Input material
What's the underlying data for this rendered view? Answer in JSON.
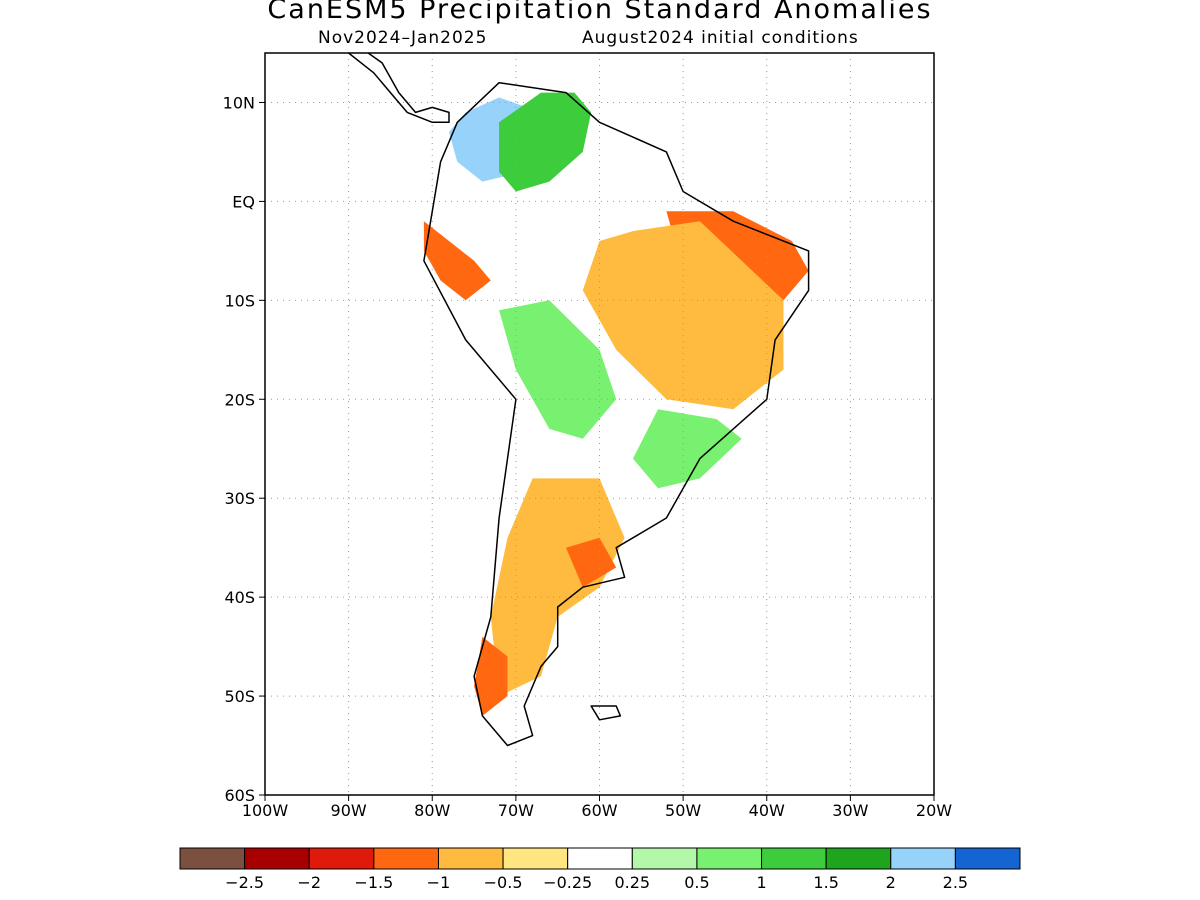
{
  "title": "CanESM5 Precipitation Standard Anomalies",
  "subtitle_left": "Nov2024–Jan2025",
  "subtitle_right": "August2024 initial conditions",
  "map": {
    "lon_range": [
      -100,
      -20
    ],
    "lat_range": [
      -60,
      15
    ],
    "lon_ticks": [
      {
        "value": -100,
        "label": "100W"
      },
      {
        "value": -90,
        "label": "90W"
      },
      {
        "value": -80,
        "label": "80W"
      },
      {
        "value": -70,
        "label": "70W"
      },
      {
        "value": -60,
        "label": "60W"
      },
      {
        "value": -50,
        "label": "50W"
      },
      {
        "value": -40,
        "label": "40W"
      },
      {
        "value": -30,
        "label": "30W"
      },
      {
        "value": -20,
        "label": "20W"
      }
    ],
    "lat_ticks": [
      {
        "value": 10,
        "label": "10N"
      },
      {
        "value": 0,
        "label": "EQ"
      },
      {
        "value": -10,
        "label": "10S"
      },
      {
        "value": -20,
        "label": "20S"
      },
      {
        "value": -30,
        "label": "30S"
      },
      {
        "value": -40,
        "label": "40S"
      },
      {
        "value": -50,
        "label": "50S"
      },
      {
        "value": -60,
        "label": "60S"
      }
    ]
  },
  "colorbar": {
    "colors": [
      "#7b5040",
      "#a80000",
      "#e01a0a",
      "#ff6810",
      "#ffbb40",
      "#ffe680",
      "#ffffff",
      "#b3f7a8",
      "#78f070",
      "#3ccc3c",
      "#1ea51e",
      "#96d2fa",
      "#1464d2"
    ],
    "labels": [
      "−2.5",
      "−2",
      "−1.5",
      "−1",
      "−0.5",
      "−0.25",
      "0.25",
      "0.5",
      "1",
      "1.5",
      "2",
      "2.5"
    ]
  },
  "anomaly_regions": [
    {
      "name": "northern-andes-wet",
      "category": 11,
      "lonlat": [
        [
          -76,
          9
        ],
        [
          -72,
          10.5
        ],
        [
          -67,
          9
        ],
        [
          -65,
          6
        ],
        [
          -69,
          3
        ],
        [
          -74,
          2
        ],
        [
          -77,
          4
        ],
        [
          -78,
          7
        ]
      ]
    },
    {
      "name": "venezuela-wet",
      "category": 9,
      "lonlat": [
        [
          -67,
          11
        ],
        [
          -63,
          11
        ],
        [
          -61,
          9
        ],
        [
          -62,
          5
        ],
        [
          -66,
          2
        ],
        [
          -70,
          1
        ],
        [
          -72,
          3
        ],
        [
          -72,
          8
        ]
      ]
    },
    {
      "name": "nw-amazon-dry",
      "category": 3,
      "lonlat": [
        [
          -81,
          -2
        ],
        [
          -78,
          -4
        ],
        [
          -75,
          -6
        ],
        [
          -73,
          -8
        ],
        [
          -76,
          -10
        ],
        [
          -79,
          -8
        ],
        [
          -81,
          -5
        ]
      ]
    },
    {
      "name": "ne-brazil-dry",
      "category": 3,
      "lonlat": [
        [
          -52,
          -1
        ],
        [
          -44,
          -1
        ],
        [
          -37,
          -4
        ],
        [
          -35,
          -7
        ],
        [
          -38,
          -10
        ],
        [
          -44,
          -10
        ],
        [
          -48,
          -8
        ],
        [
          -51,
          -4
        ]
      ]
    },
    {
      "name": "central-brazil-dry",
      "category": 4,
      "lonlat": [
        [
          -56,
          -3
        ],
        [
          -48,
          -2
        ],
        [
          -38,
          -10
        ],
        [
          -38,
          -17
        ],
        [
          -44,
          -21
        ],
        [
          -52,
          -20
        ],
        [
          -58,
          -15
        ],
        [
          -62,
          -9
        ],
        [
          -60,
          -4
        ]
      ]
    },
    {
      "name": "bolivia-wet",
      "category": 8,
      "lonlat": [
        [
          -72,
          -11
        ],
        [
          -66,
          -10
        ],
        [
          -60,
          -15
        ],
        [
          -58,
          -20
        ],
        [
          -62,
          -24
        ],
        [
          -66,
          -23
        ],
        [
          -70,
          -17
        ]
      ]
    },
    {
      "name": "southeast-brazil-wet",
      "category": 8,
      "lonlat": [
        [
          -53,
          -21
        ],
        [
          -46,
          -22
        ],
        [
          -43,
          -24
        ],
        [
          -48,
          -28
        ],
        [
          -53,
          -29
        ],
        [
          -56,
          -26
        ]
      ]
    },
    {
      "name": "argentina-dry",
      "category": 4,
      "lonlat": [
        [
          -68,
          -28
        ],
        [
          -60,
          -28
        ],
        [
          -57,
          -34
        ],
        [
          -60,
          -39
        ],
        [
          -65,
          -42
        ],
        [
          -67,
          -48
        ],
        [
          -72,
          -50
        ],
        [
          -73,
          -42
        ],
        [
          -71,
          -34
        ]
      ]
    },
    {
      "name": "patagonia-dry",
      "category": 3,
      "lonlat": [
        [
          -74,
          -44
        ],
        [
          -71,
          -46
        ],
        [
          -71,
          -50
        ],
        [
          -74,
          -52
        ],
        [
          -75,
          -49
        ]
      ]
    },
    {
      "name": "pampas-dry",
      "category": 3,
      "lonlat": [
        [
          -64,
          -35
        ],
        [
          -60,
          -34
        ],
        [
          -58,
          -37
        ],
        [
          -62,
          -39
        ]
      ]
    }
  ],
  "coastlines": [
    {
      "name": "south-america",
      "lonlat": [
        [
          -77,
          8
        ],
        [
          -72,
          12
        ],
        [
          -64,
          11
        ],
        [
          -60,
          8
        ],
        [
          -52,
          5
        ],
        [
          -50,
          1
        ],
        [
          -44,
          -2
        ],
        [
          -35,
          -5
        ],
        [
          -35,
          -9
        ],
        [
          -39,
          -14
        ],
        [
          -40,
          -20
        ],
        [
          -44,
          -23
        ],
        [
          -48,
          -26
        ],
        [
          -52,
          -32
        ],
        [
          -58,
          -35
        ],
        [
          -57,
          -38
        ],
        [
          -62,
          -39
        ],
        [
          -65,
          -41
        ],
        [
          -65,
          -45
        ],
        [
          -67,
          -47
        ],
        [
          -69,
          -51
        ],
        [
          -68,
          -54
        ],
        [
          -71,
          -55
        ],
        [
          -74,
          -52
        ],
        [
          -75,
          -48
        ],
        [
          -73,
          -42
        ],
        [
          -72,
          -32
        ],
        [
          -70,
          -20
        ],
        [
          -76,
          -14
        ],
        [
          -81,
          -6
        ],
        [
          -80,
          -1
        ],
        [
          -79,
          4
        ]
      ]
    },
    {
      "name": "central-america",
      "lonlat": [
        [
          -90,
          15
        ],
        [
          -87,
          13
        ],
        [
          -85,
          11
        ],
        [
          -83,
          9
        ],
        [
          -80,
          8
        ],
        [
          -78,
          8
        ],
        [
          -78,
          9
        ],
        [
          -80,
          9.5
        ],
        [
          -82,
          9
        ],
        [
          -84,
          11
        ],
        [
          -86,
          14
        ],
        [
          -89,
          15.8
        ]
      ]
    },
    {
      "name": "falkland-islands",
      "lonlat": [
        [
          -61,
          -51
        ],
        [
          -58,
          -51
        ],
        [
          -57.5,
          -52
        ],
        [
          -60,
          -52.4
        ]
      ]
    }
  ]
}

Goal
List each line of the records that holds the string "america".

Output for this exercise
      "name": "south-america",
      "name": "central-america",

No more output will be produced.